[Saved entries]
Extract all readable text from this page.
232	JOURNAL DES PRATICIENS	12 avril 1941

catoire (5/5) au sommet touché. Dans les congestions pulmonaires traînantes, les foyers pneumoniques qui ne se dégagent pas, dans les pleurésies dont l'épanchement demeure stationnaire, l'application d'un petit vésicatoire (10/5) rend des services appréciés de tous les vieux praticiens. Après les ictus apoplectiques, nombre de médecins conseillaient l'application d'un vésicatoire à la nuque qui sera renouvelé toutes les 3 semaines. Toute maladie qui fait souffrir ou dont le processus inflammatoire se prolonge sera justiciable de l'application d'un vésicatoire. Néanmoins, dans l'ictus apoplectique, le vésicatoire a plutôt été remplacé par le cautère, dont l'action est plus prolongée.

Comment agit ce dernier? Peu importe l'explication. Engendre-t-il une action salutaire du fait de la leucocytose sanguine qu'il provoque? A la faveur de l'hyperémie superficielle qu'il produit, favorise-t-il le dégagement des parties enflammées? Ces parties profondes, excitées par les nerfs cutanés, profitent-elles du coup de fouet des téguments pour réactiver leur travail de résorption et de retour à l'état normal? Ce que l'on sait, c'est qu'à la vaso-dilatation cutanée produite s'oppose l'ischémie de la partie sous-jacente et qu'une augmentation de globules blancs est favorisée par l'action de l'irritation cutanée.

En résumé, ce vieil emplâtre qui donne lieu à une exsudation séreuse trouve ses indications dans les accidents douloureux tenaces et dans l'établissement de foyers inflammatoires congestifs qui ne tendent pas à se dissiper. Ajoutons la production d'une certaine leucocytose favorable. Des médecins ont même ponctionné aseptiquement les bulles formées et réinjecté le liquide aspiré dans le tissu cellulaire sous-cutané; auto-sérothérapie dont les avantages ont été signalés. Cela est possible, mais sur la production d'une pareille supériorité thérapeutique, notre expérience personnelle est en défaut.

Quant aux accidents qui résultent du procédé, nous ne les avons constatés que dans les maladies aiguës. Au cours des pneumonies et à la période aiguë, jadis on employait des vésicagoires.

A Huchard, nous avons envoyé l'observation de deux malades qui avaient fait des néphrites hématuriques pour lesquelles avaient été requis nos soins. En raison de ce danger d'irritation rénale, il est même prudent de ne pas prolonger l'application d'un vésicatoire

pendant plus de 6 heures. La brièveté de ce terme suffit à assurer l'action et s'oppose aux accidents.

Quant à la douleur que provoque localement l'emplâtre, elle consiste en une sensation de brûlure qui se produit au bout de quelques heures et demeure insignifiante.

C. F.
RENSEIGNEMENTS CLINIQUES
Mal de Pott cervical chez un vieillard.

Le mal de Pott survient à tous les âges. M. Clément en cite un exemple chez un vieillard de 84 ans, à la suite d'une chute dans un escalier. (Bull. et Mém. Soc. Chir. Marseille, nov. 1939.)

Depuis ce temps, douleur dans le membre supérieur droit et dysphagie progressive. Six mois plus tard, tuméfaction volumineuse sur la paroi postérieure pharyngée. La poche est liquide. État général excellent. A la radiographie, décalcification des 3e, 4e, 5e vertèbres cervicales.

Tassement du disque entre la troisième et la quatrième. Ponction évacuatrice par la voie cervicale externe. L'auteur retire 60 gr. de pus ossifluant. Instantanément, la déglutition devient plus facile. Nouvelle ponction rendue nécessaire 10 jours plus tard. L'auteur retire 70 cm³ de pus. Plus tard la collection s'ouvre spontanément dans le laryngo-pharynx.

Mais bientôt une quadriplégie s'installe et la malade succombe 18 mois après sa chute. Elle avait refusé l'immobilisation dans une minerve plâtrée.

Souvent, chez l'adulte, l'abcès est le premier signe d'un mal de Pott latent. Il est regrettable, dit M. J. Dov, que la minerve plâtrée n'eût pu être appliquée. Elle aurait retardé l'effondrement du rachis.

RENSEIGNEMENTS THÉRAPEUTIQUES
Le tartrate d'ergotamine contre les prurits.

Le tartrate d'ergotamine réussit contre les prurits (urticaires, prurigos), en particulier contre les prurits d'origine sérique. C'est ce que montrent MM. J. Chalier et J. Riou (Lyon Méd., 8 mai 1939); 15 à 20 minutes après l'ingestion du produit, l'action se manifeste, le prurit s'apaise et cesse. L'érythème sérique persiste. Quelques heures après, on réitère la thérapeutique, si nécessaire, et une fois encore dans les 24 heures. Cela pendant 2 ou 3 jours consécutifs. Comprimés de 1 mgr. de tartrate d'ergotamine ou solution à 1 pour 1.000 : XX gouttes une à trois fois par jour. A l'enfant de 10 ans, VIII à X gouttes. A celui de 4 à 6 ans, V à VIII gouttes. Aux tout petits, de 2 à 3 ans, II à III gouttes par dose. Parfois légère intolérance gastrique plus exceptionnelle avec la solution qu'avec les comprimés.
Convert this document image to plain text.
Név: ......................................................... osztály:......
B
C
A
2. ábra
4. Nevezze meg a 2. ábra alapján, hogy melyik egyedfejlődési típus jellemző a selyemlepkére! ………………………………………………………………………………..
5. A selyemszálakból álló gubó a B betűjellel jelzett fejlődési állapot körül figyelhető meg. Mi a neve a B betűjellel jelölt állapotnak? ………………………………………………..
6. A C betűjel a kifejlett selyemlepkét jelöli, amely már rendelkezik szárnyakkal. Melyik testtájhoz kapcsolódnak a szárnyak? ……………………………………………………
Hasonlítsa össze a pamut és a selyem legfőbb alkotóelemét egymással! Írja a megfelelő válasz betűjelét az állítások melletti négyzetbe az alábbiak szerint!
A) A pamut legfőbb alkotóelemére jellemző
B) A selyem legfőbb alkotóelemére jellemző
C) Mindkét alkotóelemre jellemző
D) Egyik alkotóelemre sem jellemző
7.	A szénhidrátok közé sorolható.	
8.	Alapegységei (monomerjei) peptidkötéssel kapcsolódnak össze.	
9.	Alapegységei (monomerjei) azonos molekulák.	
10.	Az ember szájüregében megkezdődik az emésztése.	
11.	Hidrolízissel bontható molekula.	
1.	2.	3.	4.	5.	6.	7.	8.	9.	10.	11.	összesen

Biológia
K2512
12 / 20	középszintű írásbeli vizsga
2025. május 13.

To do — Copy all data exactly, start to finish.

Response —
Extract all readable text from this page.
232	JOURNAL DES PRATICIENS	12 avril 1941

catoire (5/5) au sommet touché. Dans les congestions pulmonaires traînantes, les foyers pneumoniques qui ne se dégagent pas, dans les pleurésies dont l'épanchement demeure stationnaire, l'application d'un petit vésicatoire (10/5) rend des services appréciés de tous les vieux praticiens. Après les ictus apoplectiques, nombre de médecins conseillaient l'application d'un vésicatoire à la nuque qui sera renouvelé toutes les 3 semaines. Toute maladie qui fait souffrir ou dont le processus inflammatoire se prolonge sera justiciable de l'application d'un vésicatoire. Néanmoins, dans l'ictus apoplectique, le vésicatoire a plutôt été remplacé par le cautère, dont l'action est plus prolongée.

Comment agit ce dernier? Peu importe l'explication. Engendre-t-il une action salutaire du fait de la leucocytose sanguine qu'il provoque? A la faveur de l'hyperémie superficielle qu'il produit, favorise-t-il le dégagement des parties enflammées? Ces parties profondes, excitées par les nerfs cutanés, profitent-elles du coup de fouet des téguments pour réactiver leur travail de résorption et de retour à l'état normal? Ce que l'on sait, c'est qu'à la vaso-dilatation cutanée produite s'oppose l'ischémie de la partie sous-jacente et qu'une augmentation de globules blancs est favorisée par l'action de l'irritation cutanée.

En résumé, ce vieil emplâtre qui donne lieu à une exsudation séreuse trouve ses indications dans les accidents douloureux tenaces et dans l'établissement de foyers inflammatoires congestifs qui ne tendent pas à se dissiper. Ajoutons la production d'une certaine leucocytose favorable. Des médecins ont même ponctionné aseptiquement les bulles formées et réinjecté le liquide aspiré dans le tissu cellulaire sous-cutané; auto-sérothérapie dont les avantages ont été signalés. Cela est possible, mais sur la production d'une pareille supériorité thérapeutique, notre expérience personnelle est en défaut.

Quant aux accidents qui résultent du procédé, nous ne les avons constatés que dans les maladies aiguës. Au cours des pneumonies et à la période aiguë, jadis on employait des vésicagoires.

A Huchard, nous avons envoyé l'observation de deux malades qui avaient fait des néphrites hématuriques pour lesquelles avaient été requis nos soins. En raison de ce danger d'irritation rénale, il est même prudent de ne pas prolonger l'application d'un vésicatoire

pendant plus de 6 heures. La brièveté de ce terme suffit à assurer l'action et s'oppose aux accidents.

Quant à la douleur que provoque localement l'emplâtre, elle consiste en une sensation de brûlure qui se produit au bout de quelques heures et demeure insignifiante.

C. F.
RENSEIGNEMENTS CLINIQUES
Mal de Pott cervical chez un vieillard.

Le mal de Pott survient à tous les âges. M. Clément en cite un exemple chez un vieillard de 84 ans, à la suite d'une chute dans un escalier. (Bull. et Mém. Soc. Chir. Marseille, nov. 1939.)

Depuis ce temps, douleur dans le membre supérieur droit et dysphagie progressive. Six mois plus tard, tuméfaction volumineuse sur la paroi postérieure pharyngée. La poche est liquide. État général excellent. A la radiographie, décalcification des 3e, 4e, 5e vertèbres cervicales.

Tassement du disque entre la troisième et la quatrième. Ponction évacuatrice par la voie cervicale externe. L'auteur retire 60 gr. de pus ossifluant. Instantanément, la déglutition devient plus facile. Nouvelle ponction rendue nécessaire 10 jours plus tard. L'auteur retire 70 cm³ de pus. Plus tard la collection s'ouvre spontanément dans le laryngo-pharynx.

Mais bientôt une quadriplégie s'installe et la malade succombe 18 mois après sa chute. Elle avait refusé l'immobilisation dans une minerve plâtrée.

Souvent, chez l'adulte, l'abcès est le premier signe d'un mal de Pott latent. Il est regrettable, dit M. J. Dov, que la minerve plâtrée n'eût pu être appliquée. Elle aurait retardé l'effondrement du rachis.

RENSEIGNEMENTS THÉRAPEUTIQUES
Le tartrate d'ergotamine contre les prurits.

Le tartrate d'ergotamine réussit contre les prurits (urticaires, prurigos), en particulier contre les prurits d'origine sérique. C'est ce que montrent MM. J. Chalier et J. Riou (Lyon Méd., 8 mai 1939); 15 à 20 minutes après l'ingestion du produit, l'action se manifeste, le prurit s'apaise et cesse. L'érythème sérique persiste. Quelques heures après, on réitère la thérapeutique, si nécessaire, et une fois encore dans les 24 heures. Cela pendant 2 ou 3 jours consécutifs. Comprimés de 1 mgr. de tartrate d'ergotamine ou solution à 1 pour 1.000 : XX gouttes une à trois fois par jour. A l'enfant de 10 ans, VIII à X gouttes. A celui de 4 à 6 ans, V à VIII gouttes. Aux tout petits, de 2 à 3 ans, II à III gouttes par dose. Parfois légère intolérance gastrique plus exceptionnelle avec la solution qu'avec les comprimés.
Convert this document image to plain text.
Név: ......................................................... osztály:......
B
C
A
2. ábra
4. Nevezze meg a 2. ábra alapján, hogy melyik egyedfejlődési típus jellemző a selyemlepkére! ………………………………………………………………………………..
5. A selyemszálakból álló gubó a B betűjellel jelzett fejlődési állapot körül figyelhető meg. Mi a neve a B betűjellel jelölt állapotnak? ………………………………………………..
6. A C betűjel a kifejlett selyemlepkét jelöli, amely már rendelkezik szárnyakkal. Melyik testtájhoz kapcsolódnak a szárnyak? ……………………………………………………
Hasonlítsa össze a pamut és a selyem legfőbb alkotóelemét egymással! Írja a megfelelő válasz betűjelét az állítások melletti négyzetbe az alábbiak szerint!
A) A pamut legfőbb alkotóelemére jellemző
B) A selyem legfőbb alkotóelemére jellemző
C) Mindkét alkotóelemre jellemző
D) Egyik alkotóelemre sem jellemző
7.	A szénhidrátok közé sorolható.	
8.	Alapegységei (monomerjei) peptidkötéssel kapcsolódnak össze.	
9.	Alapegységei (monomerjei) azonos molekulák.	
10.	Az ember szájüregében megkezdődik az emésztése.	
11.	Hidrolízissel bontható molekula.	
1.	2.	3.	4.	5.	6.	7.	8.	9.	10.	11.	összesen

Biológia
K2512
12 / 20	középszintű írásbeli vizsga
2025. május 13.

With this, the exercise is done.